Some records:

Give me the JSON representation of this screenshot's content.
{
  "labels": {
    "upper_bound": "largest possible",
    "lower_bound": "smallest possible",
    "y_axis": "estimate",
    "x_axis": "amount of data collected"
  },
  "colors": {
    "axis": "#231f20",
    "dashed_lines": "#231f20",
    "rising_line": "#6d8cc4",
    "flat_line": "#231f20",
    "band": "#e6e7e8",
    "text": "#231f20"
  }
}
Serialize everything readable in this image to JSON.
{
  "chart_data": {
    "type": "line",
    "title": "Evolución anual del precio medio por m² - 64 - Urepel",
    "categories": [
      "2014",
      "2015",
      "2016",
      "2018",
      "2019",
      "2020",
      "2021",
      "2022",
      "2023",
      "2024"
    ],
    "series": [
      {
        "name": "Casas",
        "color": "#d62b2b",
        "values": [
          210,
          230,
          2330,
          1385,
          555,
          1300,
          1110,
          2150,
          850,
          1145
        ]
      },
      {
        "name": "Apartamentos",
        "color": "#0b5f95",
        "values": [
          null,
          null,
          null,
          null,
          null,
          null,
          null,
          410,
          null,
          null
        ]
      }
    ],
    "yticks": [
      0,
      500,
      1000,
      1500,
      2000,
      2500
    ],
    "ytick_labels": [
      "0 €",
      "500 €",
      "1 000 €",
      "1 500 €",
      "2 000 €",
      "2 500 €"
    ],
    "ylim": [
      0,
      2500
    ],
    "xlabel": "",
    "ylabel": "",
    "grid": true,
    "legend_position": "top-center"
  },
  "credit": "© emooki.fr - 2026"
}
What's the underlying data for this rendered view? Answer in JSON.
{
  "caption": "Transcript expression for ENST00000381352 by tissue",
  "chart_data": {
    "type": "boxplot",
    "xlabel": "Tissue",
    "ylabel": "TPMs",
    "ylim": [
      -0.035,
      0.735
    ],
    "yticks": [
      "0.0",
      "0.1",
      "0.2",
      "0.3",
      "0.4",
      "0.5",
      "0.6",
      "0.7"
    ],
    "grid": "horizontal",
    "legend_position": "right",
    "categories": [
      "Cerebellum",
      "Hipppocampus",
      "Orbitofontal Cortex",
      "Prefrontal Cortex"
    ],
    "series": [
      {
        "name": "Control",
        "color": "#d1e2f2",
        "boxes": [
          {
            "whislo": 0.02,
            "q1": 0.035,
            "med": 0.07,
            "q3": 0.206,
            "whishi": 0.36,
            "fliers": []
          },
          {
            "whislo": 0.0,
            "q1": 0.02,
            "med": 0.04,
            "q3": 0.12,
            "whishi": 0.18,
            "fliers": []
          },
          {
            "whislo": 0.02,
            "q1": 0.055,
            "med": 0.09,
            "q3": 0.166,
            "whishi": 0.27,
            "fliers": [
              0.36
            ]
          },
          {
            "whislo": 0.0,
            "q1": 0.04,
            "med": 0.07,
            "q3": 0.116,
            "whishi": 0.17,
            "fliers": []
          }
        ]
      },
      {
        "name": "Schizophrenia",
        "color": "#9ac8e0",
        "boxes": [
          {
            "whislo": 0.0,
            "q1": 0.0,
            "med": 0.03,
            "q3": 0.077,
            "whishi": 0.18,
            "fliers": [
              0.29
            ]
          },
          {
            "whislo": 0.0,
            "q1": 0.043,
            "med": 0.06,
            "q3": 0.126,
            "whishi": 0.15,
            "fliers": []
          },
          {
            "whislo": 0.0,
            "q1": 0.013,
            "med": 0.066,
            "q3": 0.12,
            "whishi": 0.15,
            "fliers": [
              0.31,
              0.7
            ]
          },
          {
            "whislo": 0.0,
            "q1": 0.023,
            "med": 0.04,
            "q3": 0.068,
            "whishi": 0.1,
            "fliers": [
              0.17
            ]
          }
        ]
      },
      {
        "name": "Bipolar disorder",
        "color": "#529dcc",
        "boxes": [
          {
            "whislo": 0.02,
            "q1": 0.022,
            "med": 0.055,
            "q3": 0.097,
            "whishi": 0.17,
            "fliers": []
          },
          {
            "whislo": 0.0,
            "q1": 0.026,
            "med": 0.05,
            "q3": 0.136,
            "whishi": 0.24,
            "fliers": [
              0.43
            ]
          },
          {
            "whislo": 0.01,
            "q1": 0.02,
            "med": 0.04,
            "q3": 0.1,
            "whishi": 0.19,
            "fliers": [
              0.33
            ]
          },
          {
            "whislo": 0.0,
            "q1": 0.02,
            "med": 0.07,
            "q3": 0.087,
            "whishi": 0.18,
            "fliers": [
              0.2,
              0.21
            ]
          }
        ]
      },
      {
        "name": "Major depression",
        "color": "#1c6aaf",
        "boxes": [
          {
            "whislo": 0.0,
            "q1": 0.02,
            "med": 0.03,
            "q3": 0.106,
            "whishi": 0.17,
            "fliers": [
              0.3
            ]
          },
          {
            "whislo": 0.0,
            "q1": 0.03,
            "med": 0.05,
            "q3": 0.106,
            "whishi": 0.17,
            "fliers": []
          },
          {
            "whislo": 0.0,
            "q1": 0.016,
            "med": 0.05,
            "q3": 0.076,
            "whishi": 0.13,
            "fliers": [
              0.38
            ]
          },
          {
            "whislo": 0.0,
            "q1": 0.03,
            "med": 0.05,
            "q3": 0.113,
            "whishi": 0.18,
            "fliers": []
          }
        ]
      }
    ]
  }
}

● Exercise instructions
Without omitting anything, output the entries exactly.

● Answer for the task
Give me the JSON representation of this screenshot's content.
{
  "labels": {
    "upper_bound": "largest possible",
    "lower_bound": "smallest possible",
    "y_axis": "estimate",
    "x_axis": "amount of data collected"
  },
  "colors": {
    "axis": "#231f20",
    "dashed_lines": "#231f20",
    "rising_line": "#6d8cc4",
    "flat_line": "#231f20",
    "band": "#e6e7e8",
    "text": "#231f20"
  }
}
Serialize everything readable in this image to JSON.
{
  "chart_data": {
    "type": "line",
    "title": "Evolución anual del precio medio por m² - 64 - Urepel",
    "categories": [
      "2014",
      "2015",
      "2016",
      "2018",
      "2019",
      "2020",
      "2021",
      "2022",
      "2023",
      "2024"
    ],
    "series": [
      {
        "name": "Casas",
        "color": "#d62b2b",
        "values": [
          210,
          230,
          2330,
          1385,
          555,
          1300,
          1110,
          2150,
          850,
          1145
        ]
      },
      {
        "name": "Apartamentos",
        "color": "#0b5f95",
        "values": [
          null,
          null,
          null,
          null,
          null,
          null,
          null,
          410,
          null,
          null
        ]
      }
    ],
    "yticks": [
      0,
      500,
      1000,
      1500,
      2000,
      2500
    ],
    "ytick_labels": [
      "0 €",
      "500 €",
      "1 000 €",
      "1 500 €",
      "2 000 €",
      "2 500 €"
    ],
    "ylim": [
      0,
      2500
    ],
    "xlabel": "",
    "ylabel": "",
    "grid": true,
    "legend_position": "top-center"
  },
  "credit": "© emooki.fr - 2026"
}
What's the underlying data for this rendered view? Answer in JSON.
{
  "caption": "Transcript expression for ENST00000381352 by tissue",
  "chart_data": {
    "type": "boxplot",
    "xlabel": "Tissue",
    "ylabel": "TPMs",
    "ylim": [
      -0.035,
      0.735
    ],
    "yticks": [
      "0.0",
      "0.1",
      "0.2",
      "0.3",
      "0.4",
      "0.5",
      "0.6",
      "0.7"
    ],
    "grid": "horizontal",
    "legend_position": "right",
    "categories": [
      "Cerebellum",
      "Hipppocampus",
      "Orbitofontal Cortex",
      "Prefrontal Cortex"
    ],
    "series": [
      {
        "name": "Control",
        "color": "#d1e2f2",
        "boxes": [
          {
            "whislo": 0.02,
            "q1": 0.035,
            "med": 0.07,
            "q3": 0.206,
            "whishi": 0.36,
            "fliers": []
          },
          {
            "whislo": 0.0,
            "q1": 0.02,
            "med": 0.04,
            "q3": 0.12,
            "whishi": 0.18,
            "fliers": []
          },
          {
            "whislo": 0.02,
            "q1": 0.055,
            "med": 0.09,
            "q3": 0.166,
            "whishi": 0.27,
            "fliers": [
              0.36
            ]
          },
          {
            "whislo": 0.0,
            "q1": 0.04,
            "med": 0.07,
            "q3": 0.116,
            "whishi": 0.17,
            "fliers": []
          }
        ]
      },
      {
        "name": "Schizophrenia",
        "color": "#9ac8e0",
        "boxes": [
          {
            "whislo": 0.0,
            "q1": 0.0,
            "med": 0.03,
            "q3": 0.077,
            "whishi": 0.18,
            "fliers": [
              0.29
            ]
          },
          {
            "whislo": 0.0,
            "q1": 0.043,
            "med": 0.06,
            "q3": 0.126,
            "whishi": 0.15,
            "fliers": []
          },
          {
            "whislo": 0.0,
            "q1": 0.013,
            "med": 0.066,
            "q3": 0.12,
            "whishi": 0.15,
            "fliers": [
              0.31,
              0.7
            ]
          },
          {
            "whislo": 0.0,
            "q1": 0.023,
            "med": 0.04,
            "q3": 0.068,
            "whishi": 0.1,
            "fliers": [
              0.17
            ]
          }
        ]
      },
      {
        "name": "Bipolar disorder",
        "color": "#529dcc",
        "boxes": [
          {
            "whislo": 0.02,
            "q1": 0.022,
            "med": 0.055,
            "q3": 0.097,
            "whishi": 0.17,
            "fliers": []
          },
          {
            "whislo": 0.0,
            "q1": 0.026,
            "med": 0.05,
            "q3": 0.136,
            "whishi": 0.24,
            "fliers": [
              0.43
            ]
          },
          {
            "whislo": 0.01,
            "q1": 0.02,
            "med": 0.04,
            "q3": 0.1,
            "whishi": 0.19,
            "fliers": [
              0.33
            ]
          },
          {
            "whislo": 0.0,
            "q1": 0.02,
            "med": 0.07,
            "q3": 0.087,
            "whishi": 0.18,
            "fliers": [
              0.2,
              0.21
            ]
          }
        ]
      },
      {
        "name": "Major depression",
        "color": "#1c6aaf",
        "boxes": [
          {
            "whislo": 0.0,
            "q1": 0.02,
            "med": 0.03,
            "q3": 0.106,
            "whishi": 0.17,
            "fliers": [
              0.3
            ]
          },
          {
            "whislo": 0.0,
            "q1": 0.03,
            "med": 0.05,
            "q3": 0.106,
            "whishi": 0.17,
            "fliers": []
          },
          {
            "whislo": 0.0,
            "q1": 0.016,
            "med": 0.05,
            "q3": 0.076,
            "whishi": 0.13,
            "fliers": [
              0.38
            ]
          },
          {
            "whislo": 0.0,
            "q1": 0.03,
            "med": 0.05,
            "q3": 0.113,
            "whishi": 0.18,
            "fliers": []
          }
        ]
      }
    ]
  }
}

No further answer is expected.